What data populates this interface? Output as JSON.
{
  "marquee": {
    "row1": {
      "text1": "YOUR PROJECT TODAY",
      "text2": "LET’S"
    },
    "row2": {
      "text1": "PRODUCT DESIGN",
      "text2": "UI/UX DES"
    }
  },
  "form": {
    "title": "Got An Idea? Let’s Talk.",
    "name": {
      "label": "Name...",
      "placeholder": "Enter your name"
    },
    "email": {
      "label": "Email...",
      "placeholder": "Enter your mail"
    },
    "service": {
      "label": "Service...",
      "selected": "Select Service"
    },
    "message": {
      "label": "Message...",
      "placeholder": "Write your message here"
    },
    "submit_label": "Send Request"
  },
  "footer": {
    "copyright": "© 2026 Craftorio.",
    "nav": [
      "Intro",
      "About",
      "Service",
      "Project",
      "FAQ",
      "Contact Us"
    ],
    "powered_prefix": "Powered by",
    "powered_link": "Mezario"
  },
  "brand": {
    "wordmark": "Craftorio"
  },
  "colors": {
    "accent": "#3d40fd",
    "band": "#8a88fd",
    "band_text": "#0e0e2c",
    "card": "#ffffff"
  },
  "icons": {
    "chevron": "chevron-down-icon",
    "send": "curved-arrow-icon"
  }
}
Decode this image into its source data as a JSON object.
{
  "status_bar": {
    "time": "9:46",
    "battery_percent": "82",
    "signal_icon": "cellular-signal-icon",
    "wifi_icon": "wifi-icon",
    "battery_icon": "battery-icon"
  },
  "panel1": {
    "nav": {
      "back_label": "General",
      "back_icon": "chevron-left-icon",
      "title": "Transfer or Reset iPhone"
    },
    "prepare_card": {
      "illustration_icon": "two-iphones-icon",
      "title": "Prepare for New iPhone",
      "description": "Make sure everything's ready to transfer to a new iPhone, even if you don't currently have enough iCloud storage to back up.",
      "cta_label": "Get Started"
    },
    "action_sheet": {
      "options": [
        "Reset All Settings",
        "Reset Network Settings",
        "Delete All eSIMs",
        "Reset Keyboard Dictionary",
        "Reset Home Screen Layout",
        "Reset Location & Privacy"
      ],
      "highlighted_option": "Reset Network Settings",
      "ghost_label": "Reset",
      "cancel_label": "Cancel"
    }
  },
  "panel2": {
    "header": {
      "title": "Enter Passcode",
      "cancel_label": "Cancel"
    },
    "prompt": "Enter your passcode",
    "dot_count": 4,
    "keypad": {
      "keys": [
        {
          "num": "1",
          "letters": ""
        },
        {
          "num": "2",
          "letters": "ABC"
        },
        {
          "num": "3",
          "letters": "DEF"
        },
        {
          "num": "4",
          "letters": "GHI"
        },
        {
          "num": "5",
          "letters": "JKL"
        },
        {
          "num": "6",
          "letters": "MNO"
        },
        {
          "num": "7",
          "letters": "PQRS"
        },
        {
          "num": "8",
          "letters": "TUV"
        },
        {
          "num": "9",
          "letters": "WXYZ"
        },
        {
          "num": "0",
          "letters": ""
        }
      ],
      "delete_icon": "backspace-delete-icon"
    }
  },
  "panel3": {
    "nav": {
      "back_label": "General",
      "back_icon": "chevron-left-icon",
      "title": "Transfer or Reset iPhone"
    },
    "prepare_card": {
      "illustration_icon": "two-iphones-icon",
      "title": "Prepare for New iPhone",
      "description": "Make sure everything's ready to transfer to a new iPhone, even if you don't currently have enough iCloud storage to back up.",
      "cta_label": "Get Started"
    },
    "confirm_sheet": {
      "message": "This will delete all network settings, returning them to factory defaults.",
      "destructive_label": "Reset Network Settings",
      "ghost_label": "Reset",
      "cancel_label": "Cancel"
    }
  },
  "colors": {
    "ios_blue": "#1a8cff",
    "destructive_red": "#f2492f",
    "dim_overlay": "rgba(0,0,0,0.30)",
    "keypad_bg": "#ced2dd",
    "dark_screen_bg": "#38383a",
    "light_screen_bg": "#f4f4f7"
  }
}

::::::::

§ **Given instruction**:
Give back the whole listing exactly as it reads.

§ **Response for this exercise**:
What data populates this interface? Output as JSON.
{
  "marquee": {
    "row1": {
      "text1": "YOUR PROJECT TODAY",
      "text2": "LET’S"
    },
    "row2": {
      "text1": "PRODUCT DESIGN",
      "text2": "UI/UX DES"
    }
  },
  "form": {
    "title": "Got An Idea? Let’s Talk.",
    "name": {
      "label": "Name...",
      "placeholder": "Enter your name"
    },
    "email": {
      "label": "Email...",
      "placeholder": "Enter your mail"
    },
    "service": {
      "label": "Service...",
      "selected": "Select Service"
    },
    "message": {
      "label": "Message...",
      "placeholder": "Write your message here"
    },
    "submit_label": "Send Request"
  },
  "footer": {
    "copyright": "© 2026 Craftorio.",
    "nav": [
      "Intro",
      "About",
      "Service",
      "Project",
      "FAQ",
      "Contact Us"
    ],
    "powered_prefix": "Powered by",
    "powered_link": "Mezario"
  },
  "brand": {
    "wordmark": "Craftorio"
  },
  "colors": {
    "accent": "#3d40fd",
    "band": "#8a88fd",
    "band_text": "#0e0e2c",
    "card": "#ffffff"
  },
  "icons": {
    "chevron": "chevron-down-icon",
    "send": "curved-arrow-icon"
  }
}
Decode this image into its source data as a JSON object.
{
  "status_bar": {
    "time": "9:46",
    "battery_percent": "82",
    "signal_icon": "cellular-signal-icon",
    "wifi_icon": "wifi-icon",
    "battery_icon": "battery-icon"
  },
  "panel1": {
    "nav": {
      "back_label": "General",
      "back_icon": "chevron-left-icon",
      "title": "Transfer or Reset iPhone"
    },
    "prepare_card": {
      "illustration_icon": "two-iphones-icon",
      "title": "Prepare for New iPhone",
      "description": "Make sure everything's ready to transfer to a new iPhone, even if you don't currently have enough iCloud storage to back up.",
      "cta_label": "Get Started"
    },
    "action_sheet": {
      "options": [
        "Reset All Settings",
        "Reset Network Settings",
        "Delete All eSIMs",
        "Reset Keyboard Dictionary",
        "Reset Home Screen Layout",
        "Reset Location & Privacy"
      ],
      "highlighted_option": "Reset Network Settings",
      "ghost_label": "Reset",
      "cancel_label": "Cancel"
    }
  },
  "panel2": {
    "header": {
      "title": "Enter Passcode",
      "cancel_label": "Cancel"
    },
    "prompt": "Enter your passcode",
    "dot_count": 4,
    "keypad": {
      "keys": [
        {
          "num": "1",
          "letters": ""
        },
        {
          "num": "2",
          "letters": "ABC"
        },
        {
          "num": "3",
          "letters": "DEF"
        },
        {
          "num": "4",
          "letters": "GHI"
        },
        {
          "num": "5",
          "letters": "JKL"
        },
        {
          "num": "6",
          "letters": "MNO"
        },
        {
          "num": "7",
          "letters": "PQRS"
        },
        {
          "num": "8",
          "letters": "TUV"
        },
        {
          "num": "9",
          "letters": "WXYZ"
        },
        {
          "num": "0",
          "letters": ""
        }
      ],
      "delete_icon": "backspace-delete-icon"
    }
  },
  "panel3": {
    "nav": {
      "back_label": "General",
      "back_icon": "chevron-left-icon",
      "title": "Transfer or Reset iPhone"
    },
    "prepare_card": {
      "illustration_icon": "two-iphones-icon",
      "title": "Prepare for New iPhone",
      "description": "Make sure everything's ready to transfer to a new iPhone, even if you don't currently have enough iCloud storage to back up.",
      "cta_label": "Get Started"
    },
    "confirm_sheet": {
      "message": "This will delete all network settings, returning them to factory defaults.",
      "destructive_label": "Reset Network Settings",
      "ghost_label": "Reset",
      "cancel_label": "Cancel"
    }
  },
  "colors": {
    "ios_blue": "#1a8cff",
    "destructive_red": "#f2492f",
    "dim_overlay": "rgba(0,0,0,0.30)",
    "keypad_bg": "#ced2dd",
    "dark_screen_bg": "#38383a",
    "light_screen_bg": "#f4f4f7"
  }
}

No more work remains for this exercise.